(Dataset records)
* * *

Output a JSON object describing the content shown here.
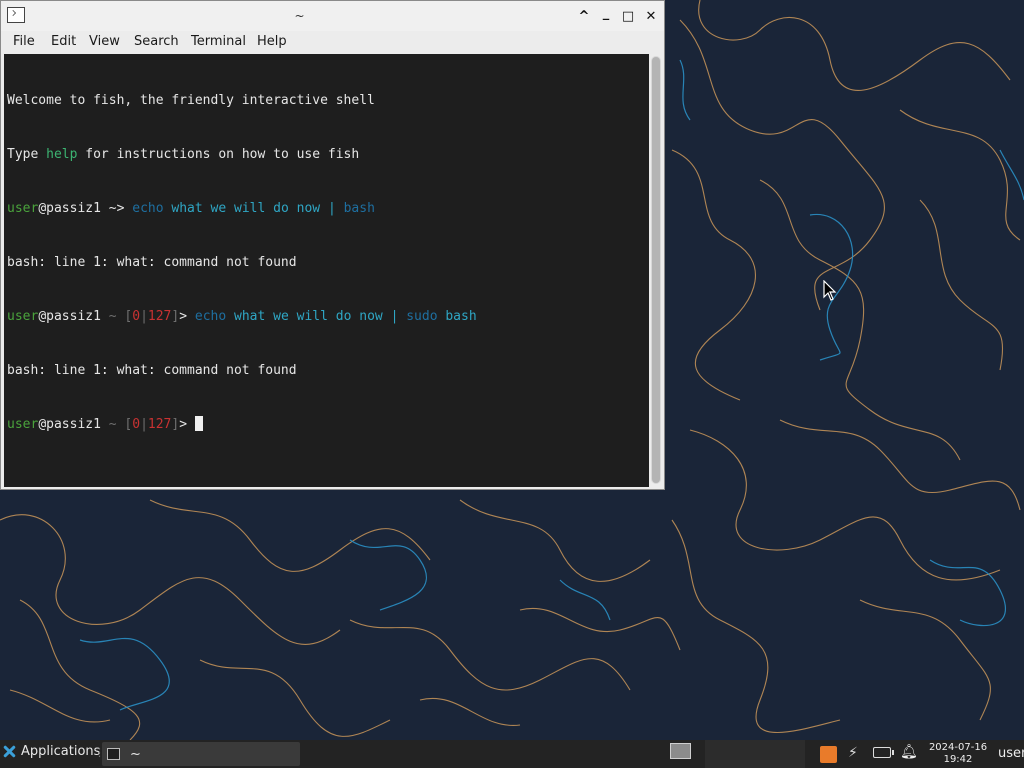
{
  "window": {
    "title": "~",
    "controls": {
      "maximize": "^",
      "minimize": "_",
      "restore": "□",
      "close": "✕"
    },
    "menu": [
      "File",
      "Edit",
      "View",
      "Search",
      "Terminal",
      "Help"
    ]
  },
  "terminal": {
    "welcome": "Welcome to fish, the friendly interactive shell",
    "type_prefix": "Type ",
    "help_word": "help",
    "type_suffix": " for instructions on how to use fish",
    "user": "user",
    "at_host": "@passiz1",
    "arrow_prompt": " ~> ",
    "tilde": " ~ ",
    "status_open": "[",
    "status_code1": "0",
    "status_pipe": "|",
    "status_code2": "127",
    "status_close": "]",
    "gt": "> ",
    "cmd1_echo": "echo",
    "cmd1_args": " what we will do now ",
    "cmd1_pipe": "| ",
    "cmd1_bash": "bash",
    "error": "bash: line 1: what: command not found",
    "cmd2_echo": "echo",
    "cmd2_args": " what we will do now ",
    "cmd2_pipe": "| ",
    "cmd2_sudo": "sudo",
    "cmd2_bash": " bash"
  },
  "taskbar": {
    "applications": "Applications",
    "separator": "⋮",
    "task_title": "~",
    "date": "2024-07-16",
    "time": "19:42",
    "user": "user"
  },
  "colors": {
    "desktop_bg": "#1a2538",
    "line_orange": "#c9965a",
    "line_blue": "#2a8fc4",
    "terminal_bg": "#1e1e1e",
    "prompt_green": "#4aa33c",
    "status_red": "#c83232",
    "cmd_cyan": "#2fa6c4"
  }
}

* * *

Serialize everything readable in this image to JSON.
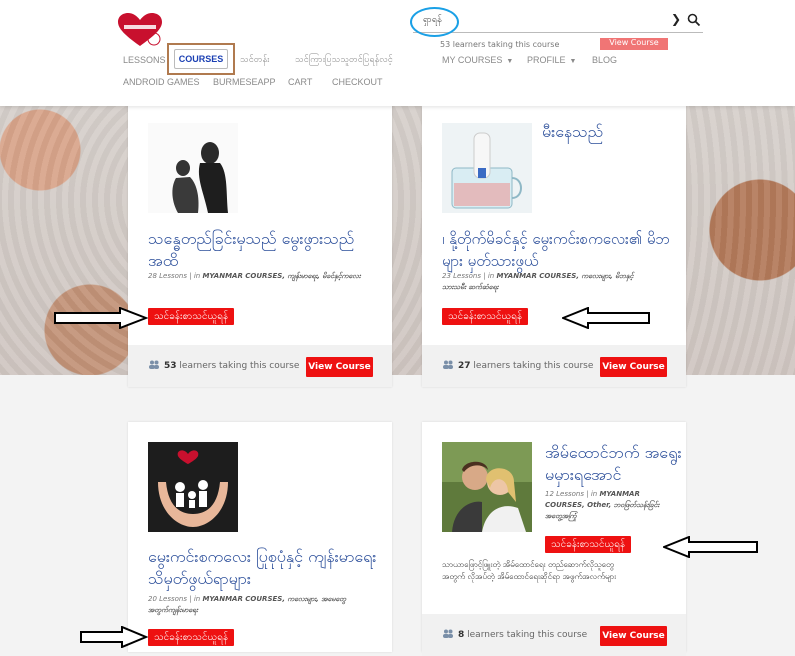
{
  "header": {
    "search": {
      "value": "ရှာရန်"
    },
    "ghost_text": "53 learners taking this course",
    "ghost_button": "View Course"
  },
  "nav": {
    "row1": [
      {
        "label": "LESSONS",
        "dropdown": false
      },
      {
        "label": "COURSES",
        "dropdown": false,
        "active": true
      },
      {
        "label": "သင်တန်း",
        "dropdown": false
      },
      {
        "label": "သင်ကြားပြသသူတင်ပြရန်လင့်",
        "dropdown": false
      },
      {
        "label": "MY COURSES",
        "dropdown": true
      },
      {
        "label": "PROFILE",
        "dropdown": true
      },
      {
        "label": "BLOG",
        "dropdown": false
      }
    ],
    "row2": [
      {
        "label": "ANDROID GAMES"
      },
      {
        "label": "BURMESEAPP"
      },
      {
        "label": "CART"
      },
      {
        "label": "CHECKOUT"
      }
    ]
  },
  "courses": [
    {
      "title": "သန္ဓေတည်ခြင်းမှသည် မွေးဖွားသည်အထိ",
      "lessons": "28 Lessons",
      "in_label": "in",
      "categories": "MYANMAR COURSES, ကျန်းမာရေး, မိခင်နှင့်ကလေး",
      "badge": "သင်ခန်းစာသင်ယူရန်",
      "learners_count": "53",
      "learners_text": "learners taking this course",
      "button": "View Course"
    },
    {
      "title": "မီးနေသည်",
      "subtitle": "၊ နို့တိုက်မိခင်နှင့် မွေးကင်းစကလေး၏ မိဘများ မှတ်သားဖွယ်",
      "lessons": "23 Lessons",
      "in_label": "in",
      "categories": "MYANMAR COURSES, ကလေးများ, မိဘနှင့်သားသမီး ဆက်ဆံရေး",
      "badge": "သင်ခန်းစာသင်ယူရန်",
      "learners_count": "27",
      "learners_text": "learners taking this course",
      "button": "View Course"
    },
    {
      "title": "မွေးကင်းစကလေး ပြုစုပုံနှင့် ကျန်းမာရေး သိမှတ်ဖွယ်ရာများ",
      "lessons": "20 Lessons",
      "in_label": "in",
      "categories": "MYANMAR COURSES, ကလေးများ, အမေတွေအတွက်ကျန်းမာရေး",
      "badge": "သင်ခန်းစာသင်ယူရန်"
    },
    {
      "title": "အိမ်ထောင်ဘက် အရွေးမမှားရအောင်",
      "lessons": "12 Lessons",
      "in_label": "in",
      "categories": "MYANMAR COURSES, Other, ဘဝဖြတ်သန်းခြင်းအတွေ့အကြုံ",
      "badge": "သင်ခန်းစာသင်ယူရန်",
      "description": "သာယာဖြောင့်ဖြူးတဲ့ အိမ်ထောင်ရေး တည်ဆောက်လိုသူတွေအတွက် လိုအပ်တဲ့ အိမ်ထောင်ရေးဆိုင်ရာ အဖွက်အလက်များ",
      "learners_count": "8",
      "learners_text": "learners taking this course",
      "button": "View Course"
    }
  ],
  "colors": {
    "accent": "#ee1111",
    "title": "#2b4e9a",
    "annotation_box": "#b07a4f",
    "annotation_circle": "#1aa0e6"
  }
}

* * *

→ **TASK STATEMENT**
From the material above, count the lines that include "will" and give only the total.

→ **SOLVED EXERCISE**
2